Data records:
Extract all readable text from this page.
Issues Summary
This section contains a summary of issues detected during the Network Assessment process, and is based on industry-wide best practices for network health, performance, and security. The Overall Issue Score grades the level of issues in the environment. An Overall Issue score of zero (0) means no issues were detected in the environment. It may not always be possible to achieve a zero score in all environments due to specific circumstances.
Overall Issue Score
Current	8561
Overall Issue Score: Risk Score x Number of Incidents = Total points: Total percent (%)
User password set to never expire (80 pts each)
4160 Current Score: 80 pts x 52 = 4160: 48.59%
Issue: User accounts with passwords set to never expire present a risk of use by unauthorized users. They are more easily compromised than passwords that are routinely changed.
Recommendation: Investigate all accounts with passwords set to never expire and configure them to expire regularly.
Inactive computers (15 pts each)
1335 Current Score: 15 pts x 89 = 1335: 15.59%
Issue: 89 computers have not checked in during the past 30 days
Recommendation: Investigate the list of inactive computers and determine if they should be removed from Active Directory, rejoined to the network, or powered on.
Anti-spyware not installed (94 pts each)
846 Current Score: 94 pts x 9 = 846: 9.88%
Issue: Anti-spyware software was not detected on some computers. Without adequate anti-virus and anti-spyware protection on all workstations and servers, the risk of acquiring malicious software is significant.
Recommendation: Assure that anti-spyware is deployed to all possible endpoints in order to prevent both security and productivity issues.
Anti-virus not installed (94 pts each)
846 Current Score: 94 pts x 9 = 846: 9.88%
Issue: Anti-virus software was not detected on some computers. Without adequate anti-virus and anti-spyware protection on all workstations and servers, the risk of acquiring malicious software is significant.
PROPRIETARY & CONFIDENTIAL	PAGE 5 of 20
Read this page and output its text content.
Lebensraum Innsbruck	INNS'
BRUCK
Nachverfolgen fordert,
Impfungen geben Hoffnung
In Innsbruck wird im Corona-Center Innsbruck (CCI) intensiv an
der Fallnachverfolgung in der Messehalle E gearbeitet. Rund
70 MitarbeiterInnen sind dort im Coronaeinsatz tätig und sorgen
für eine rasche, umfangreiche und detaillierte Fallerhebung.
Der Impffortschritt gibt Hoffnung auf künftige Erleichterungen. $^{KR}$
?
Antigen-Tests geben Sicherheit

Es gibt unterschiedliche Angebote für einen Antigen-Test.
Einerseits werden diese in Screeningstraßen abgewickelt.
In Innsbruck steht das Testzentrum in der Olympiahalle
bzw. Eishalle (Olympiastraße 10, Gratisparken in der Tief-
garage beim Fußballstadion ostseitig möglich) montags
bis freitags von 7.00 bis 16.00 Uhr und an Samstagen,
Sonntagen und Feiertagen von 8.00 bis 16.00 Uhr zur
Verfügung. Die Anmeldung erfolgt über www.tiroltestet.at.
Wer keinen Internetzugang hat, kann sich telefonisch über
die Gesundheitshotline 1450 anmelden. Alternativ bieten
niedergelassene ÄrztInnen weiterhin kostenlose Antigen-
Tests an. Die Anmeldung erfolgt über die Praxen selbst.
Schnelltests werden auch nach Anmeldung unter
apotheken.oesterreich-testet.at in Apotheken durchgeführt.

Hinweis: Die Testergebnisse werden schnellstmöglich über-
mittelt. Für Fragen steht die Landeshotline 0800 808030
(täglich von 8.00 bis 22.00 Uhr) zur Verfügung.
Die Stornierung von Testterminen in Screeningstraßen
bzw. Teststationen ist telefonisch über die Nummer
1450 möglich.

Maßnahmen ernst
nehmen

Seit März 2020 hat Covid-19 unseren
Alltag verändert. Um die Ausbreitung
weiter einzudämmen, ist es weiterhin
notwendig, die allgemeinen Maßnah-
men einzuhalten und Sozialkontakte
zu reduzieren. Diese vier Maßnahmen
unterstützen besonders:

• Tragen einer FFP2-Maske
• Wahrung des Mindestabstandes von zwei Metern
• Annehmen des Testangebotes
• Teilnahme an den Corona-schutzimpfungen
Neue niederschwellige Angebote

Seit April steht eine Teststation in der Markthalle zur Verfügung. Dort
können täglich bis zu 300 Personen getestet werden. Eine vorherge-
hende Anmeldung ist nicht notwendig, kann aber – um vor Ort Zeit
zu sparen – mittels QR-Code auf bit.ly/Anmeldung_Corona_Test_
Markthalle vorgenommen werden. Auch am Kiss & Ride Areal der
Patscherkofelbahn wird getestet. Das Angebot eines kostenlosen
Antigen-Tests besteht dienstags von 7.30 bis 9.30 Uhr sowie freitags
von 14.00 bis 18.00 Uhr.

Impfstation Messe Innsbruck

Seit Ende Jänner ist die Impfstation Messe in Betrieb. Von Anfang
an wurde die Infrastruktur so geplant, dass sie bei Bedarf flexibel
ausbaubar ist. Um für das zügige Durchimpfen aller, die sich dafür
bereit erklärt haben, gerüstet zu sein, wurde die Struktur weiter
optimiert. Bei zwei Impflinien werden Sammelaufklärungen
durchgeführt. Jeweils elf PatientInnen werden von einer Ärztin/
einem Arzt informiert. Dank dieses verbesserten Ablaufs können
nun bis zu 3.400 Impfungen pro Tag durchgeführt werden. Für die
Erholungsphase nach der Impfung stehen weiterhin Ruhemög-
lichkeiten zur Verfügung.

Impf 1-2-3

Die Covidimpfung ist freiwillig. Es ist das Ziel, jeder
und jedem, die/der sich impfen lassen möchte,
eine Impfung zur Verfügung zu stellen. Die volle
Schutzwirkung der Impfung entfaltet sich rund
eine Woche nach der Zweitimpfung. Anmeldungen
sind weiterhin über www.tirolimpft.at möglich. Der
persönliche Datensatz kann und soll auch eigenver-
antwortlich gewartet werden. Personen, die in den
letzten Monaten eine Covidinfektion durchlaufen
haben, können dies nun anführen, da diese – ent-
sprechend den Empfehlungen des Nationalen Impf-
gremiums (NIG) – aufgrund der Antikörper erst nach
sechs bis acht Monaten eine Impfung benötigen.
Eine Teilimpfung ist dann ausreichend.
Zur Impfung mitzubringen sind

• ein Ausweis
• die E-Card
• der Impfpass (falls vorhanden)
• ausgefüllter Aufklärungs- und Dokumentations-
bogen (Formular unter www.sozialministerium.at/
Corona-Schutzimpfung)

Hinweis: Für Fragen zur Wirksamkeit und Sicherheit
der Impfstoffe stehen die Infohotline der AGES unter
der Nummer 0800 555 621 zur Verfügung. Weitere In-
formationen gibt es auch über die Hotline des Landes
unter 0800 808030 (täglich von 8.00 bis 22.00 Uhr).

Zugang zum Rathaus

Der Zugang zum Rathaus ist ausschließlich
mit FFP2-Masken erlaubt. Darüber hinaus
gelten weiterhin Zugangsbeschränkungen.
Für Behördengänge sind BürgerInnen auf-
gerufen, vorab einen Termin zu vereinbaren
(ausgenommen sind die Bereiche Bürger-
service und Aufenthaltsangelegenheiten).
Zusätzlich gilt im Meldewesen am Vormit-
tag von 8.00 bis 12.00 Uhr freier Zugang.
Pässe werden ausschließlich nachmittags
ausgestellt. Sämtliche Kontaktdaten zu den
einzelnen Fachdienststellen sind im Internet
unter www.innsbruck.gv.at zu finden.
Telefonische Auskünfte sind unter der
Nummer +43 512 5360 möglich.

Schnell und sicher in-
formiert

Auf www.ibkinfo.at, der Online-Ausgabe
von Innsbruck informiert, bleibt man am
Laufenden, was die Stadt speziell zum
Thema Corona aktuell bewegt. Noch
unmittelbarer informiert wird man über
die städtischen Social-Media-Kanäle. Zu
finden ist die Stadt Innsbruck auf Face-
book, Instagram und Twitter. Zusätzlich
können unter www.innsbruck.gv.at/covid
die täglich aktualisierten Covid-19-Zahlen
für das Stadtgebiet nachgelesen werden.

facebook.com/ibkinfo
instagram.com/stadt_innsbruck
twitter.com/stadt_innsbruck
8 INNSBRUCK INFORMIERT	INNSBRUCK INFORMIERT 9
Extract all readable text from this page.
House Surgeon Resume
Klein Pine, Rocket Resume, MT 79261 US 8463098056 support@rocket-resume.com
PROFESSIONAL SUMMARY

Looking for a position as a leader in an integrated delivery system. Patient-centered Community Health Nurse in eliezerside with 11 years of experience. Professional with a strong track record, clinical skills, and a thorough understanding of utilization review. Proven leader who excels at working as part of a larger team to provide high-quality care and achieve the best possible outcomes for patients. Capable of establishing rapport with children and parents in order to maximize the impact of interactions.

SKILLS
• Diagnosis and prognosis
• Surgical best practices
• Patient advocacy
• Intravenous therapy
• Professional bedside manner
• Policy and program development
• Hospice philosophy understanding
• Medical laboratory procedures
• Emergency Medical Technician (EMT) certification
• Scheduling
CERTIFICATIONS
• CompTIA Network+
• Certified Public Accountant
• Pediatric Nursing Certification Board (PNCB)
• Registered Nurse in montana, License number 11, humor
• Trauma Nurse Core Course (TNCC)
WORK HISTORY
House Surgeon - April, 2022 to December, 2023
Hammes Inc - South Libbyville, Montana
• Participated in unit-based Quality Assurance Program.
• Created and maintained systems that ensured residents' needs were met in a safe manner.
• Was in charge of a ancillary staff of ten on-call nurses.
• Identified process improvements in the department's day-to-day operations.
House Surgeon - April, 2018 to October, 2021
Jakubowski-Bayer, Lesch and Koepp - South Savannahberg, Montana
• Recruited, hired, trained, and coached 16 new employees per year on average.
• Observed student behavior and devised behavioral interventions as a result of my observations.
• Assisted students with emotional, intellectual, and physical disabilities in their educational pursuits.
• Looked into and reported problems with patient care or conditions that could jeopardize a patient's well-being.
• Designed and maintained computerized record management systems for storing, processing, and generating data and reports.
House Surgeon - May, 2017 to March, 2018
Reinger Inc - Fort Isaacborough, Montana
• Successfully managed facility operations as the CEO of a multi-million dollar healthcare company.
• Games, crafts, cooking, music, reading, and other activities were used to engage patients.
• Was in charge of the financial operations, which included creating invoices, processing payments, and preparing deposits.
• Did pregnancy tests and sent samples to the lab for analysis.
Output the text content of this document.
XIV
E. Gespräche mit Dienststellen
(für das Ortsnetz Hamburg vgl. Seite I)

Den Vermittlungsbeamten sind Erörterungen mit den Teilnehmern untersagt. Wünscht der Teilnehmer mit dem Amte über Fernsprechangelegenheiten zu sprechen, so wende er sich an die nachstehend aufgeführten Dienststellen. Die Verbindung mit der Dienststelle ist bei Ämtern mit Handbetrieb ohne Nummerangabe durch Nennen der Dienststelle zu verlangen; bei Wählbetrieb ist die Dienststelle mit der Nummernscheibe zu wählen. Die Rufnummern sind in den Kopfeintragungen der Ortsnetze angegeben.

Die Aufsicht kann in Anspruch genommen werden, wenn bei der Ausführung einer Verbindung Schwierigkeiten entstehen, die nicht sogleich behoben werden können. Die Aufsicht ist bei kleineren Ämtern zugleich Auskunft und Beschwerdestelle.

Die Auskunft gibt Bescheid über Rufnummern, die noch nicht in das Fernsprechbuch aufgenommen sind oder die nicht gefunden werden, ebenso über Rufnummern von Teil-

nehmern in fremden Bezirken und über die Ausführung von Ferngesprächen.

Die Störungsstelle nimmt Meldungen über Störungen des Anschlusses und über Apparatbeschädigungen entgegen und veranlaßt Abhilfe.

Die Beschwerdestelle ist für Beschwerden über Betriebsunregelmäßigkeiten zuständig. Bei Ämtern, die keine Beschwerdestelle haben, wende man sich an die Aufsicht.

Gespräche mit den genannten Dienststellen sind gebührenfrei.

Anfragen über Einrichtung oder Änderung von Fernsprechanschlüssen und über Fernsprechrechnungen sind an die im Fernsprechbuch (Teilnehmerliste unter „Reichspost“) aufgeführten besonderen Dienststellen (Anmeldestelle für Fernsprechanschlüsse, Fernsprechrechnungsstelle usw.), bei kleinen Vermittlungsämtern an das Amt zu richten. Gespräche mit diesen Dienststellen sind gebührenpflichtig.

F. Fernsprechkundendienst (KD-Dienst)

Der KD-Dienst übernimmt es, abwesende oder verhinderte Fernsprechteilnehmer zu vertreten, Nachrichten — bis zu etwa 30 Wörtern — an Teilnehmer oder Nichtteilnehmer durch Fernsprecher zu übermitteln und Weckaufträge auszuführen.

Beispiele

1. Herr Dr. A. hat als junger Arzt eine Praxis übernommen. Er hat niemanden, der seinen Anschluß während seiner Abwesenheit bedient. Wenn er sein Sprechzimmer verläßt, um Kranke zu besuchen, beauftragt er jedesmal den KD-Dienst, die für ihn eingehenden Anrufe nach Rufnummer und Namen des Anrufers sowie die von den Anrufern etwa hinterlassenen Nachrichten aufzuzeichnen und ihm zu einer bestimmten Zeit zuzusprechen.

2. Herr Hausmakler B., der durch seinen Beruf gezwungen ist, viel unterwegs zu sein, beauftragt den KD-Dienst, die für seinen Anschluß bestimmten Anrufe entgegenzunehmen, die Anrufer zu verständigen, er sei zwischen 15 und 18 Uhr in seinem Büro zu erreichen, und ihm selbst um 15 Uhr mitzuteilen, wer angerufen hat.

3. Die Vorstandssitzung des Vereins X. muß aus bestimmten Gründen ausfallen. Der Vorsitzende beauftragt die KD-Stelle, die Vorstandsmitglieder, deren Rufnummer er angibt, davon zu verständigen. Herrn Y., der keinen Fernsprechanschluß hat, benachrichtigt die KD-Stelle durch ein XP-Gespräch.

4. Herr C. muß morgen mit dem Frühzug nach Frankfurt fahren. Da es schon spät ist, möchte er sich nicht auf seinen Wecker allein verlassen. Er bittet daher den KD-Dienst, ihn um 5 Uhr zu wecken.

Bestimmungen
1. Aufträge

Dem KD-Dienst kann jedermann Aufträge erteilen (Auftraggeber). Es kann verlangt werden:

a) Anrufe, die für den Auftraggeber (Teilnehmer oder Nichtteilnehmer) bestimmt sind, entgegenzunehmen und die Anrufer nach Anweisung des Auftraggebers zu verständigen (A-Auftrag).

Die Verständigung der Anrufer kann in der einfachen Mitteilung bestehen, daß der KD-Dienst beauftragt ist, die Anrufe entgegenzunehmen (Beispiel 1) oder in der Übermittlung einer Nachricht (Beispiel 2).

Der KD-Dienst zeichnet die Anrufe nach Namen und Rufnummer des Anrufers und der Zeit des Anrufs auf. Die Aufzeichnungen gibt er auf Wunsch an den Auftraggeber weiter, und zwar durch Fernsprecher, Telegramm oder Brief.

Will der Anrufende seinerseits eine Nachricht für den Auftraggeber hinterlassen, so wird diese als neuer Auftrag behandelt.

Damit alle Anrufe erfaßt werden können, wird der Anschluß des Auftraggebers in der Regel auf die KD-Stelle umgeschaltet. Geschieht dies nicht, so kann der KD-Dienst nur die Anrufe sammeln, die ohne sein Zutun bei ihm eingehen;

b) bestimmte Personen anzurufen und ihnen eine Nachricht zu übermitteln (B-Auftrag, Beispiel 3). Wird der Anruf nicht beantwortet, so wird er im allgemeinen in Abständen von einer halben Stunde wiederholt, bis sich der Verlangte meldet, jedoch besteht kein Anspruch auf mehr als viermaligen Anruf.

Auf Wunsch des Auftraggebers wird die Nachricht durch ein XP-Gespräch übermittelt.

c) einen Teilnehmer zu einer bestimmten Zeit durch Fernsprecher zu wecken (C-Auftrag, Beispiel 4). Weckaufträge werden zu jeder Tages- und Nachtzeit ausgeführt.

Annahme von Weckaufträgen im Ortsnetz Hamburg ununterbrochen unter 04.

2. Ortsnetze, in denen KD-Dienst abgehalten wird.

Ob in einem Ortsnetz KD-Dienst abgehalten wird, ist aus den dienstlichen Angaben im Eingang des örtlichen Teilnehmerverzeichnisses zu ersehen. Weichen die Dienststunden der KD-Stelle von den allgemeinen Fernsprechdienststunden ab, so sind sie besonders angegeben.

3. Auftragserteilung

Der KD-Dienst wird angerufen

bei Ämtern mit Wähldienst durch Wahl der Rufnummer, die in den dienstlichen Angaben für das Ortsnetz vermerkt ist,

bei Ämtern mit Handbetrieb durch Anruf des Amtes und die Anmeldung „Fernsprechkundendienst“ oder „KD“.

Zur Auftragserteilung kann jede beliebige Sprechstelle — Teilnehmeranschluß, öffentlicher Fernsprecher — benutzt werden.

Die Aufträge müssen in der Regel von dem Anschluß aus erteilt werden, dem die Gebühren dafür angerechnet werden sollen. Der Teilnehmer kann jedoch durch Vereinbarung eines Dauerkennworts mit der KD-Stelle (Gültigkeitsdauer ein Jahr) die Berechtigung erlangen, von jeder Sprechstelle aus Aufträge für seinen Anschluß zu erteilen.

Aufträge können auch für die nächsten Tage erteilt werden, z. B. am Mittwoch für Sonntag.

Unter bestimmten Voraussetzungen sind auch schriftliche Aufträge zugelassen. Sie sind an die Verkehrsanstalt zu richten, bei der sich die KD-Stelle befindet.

How to complete this task: If a line in the entries above has the word "April", copy it.

Exercise response:
Seit April steht eine Teststation in der Markthalle zur Verfügung. Dort
House Surgeon - April, 2022 to December, 2023
House Surgeon - April, 2018 to October, 2021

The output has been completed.